- **Objective**: Each line containing the word "basis" needs to be copied.

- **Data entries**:
══════
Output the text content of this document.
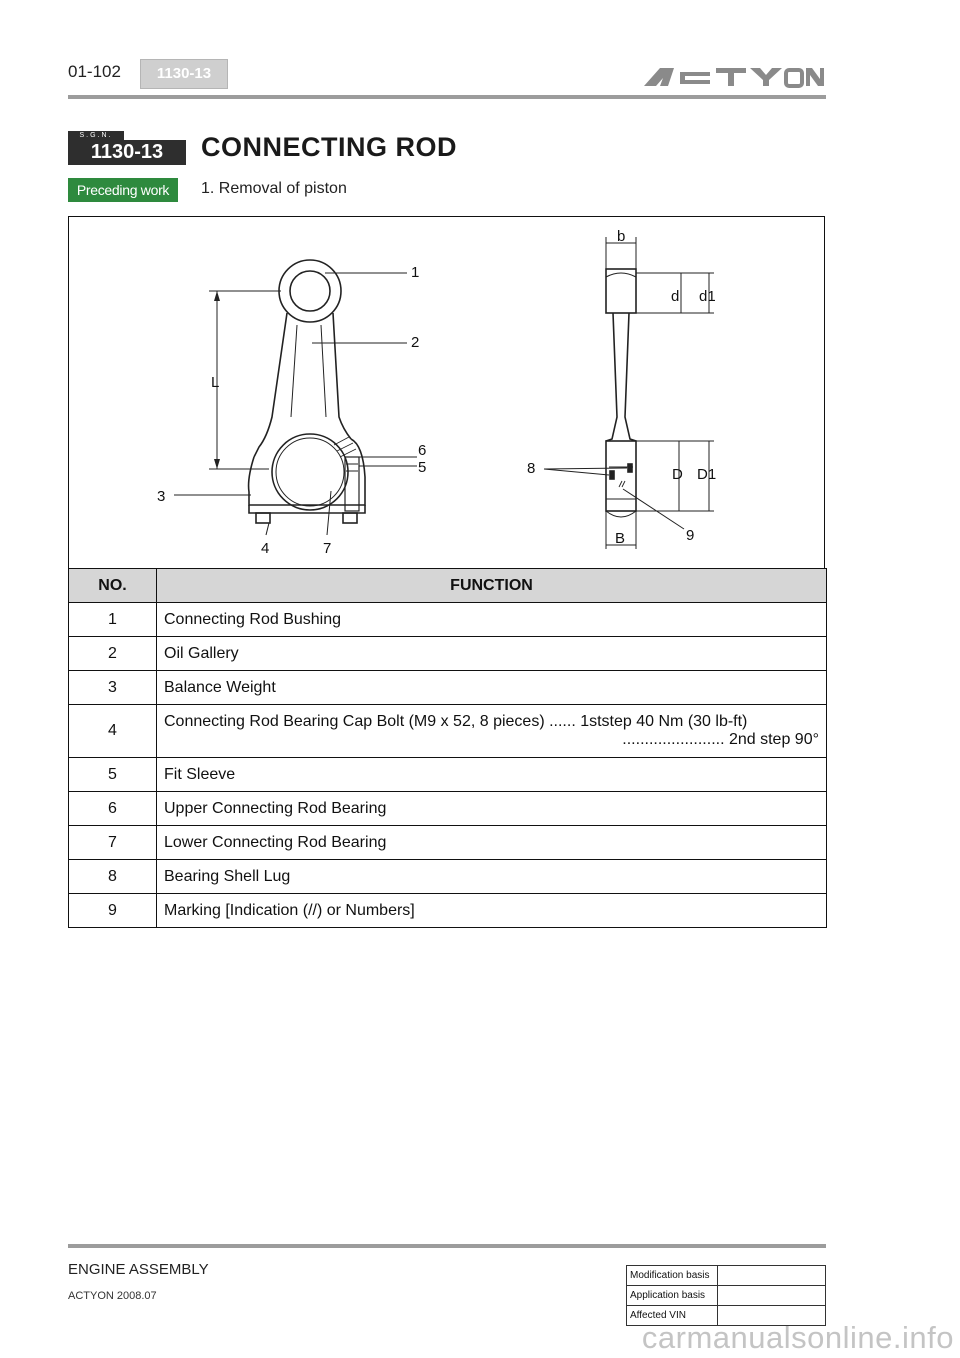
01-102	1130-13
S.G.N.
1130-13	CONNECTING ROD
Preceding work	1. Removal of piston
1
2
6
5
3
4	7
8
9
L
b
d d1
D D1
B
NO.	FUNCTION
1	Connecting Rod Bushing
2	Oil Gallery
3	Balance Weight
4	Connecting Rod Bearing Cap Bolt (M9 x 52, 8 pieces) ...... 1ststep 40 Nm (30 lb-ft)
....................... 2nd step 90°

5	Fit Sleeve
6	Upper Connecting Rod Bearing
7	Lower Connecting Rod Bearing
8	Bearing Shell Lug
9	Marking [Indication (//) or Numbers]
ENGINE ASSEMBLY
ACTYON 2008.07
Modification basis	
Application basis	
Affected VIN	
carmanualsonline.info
══════
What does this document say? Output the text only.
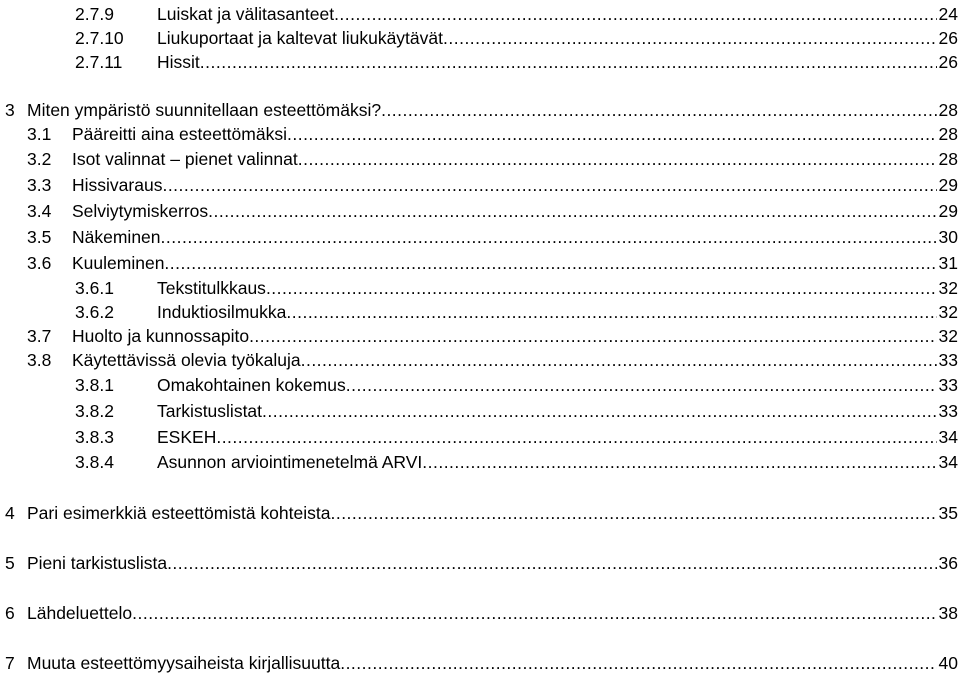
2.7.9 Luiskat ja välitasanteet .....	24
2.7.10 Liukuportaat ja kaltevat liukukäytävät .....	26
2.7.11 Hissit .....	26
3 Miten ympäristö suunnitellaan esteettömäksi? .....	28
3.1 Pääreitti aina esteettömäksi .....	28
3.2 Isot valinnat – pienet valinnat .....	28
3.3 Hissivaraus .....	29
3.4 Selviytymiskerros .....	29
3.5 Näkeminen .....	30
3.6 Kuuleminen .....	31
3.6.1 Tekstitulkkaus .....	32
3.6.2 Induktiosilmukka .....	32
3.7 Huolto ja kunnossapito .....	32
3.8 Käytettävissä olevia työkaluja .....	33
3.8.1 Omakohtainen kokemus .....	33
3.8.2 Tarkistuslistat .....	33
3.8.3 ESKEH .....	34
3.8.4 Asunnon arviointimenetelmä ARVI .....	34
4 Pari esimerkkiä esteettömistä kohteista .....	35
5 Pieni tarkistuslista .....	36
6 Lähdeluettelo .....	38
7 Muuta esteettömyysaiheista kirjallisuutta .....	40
══════
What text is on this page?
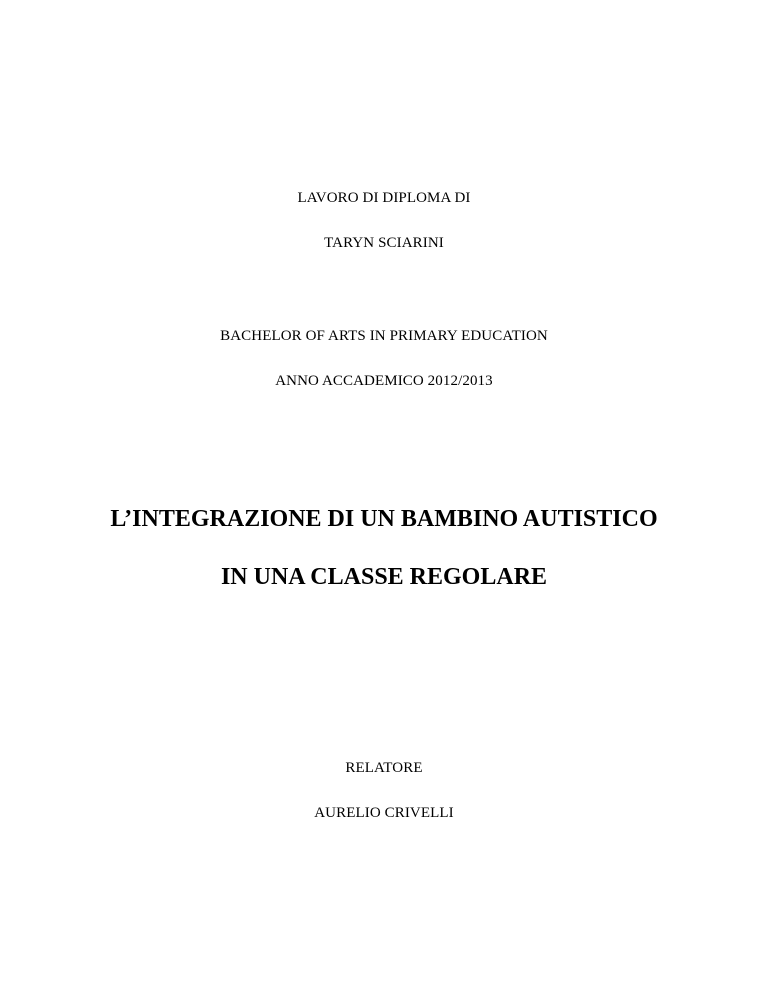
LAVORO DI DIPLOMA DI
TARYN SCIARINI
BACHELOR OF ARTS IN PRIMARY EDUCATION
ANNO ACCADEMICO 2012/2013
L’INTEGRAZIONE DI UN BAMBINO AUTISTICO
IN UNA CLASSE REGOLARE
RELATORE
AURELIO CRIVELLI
══════
- **Correct result**:
Modification basis	
Application basis	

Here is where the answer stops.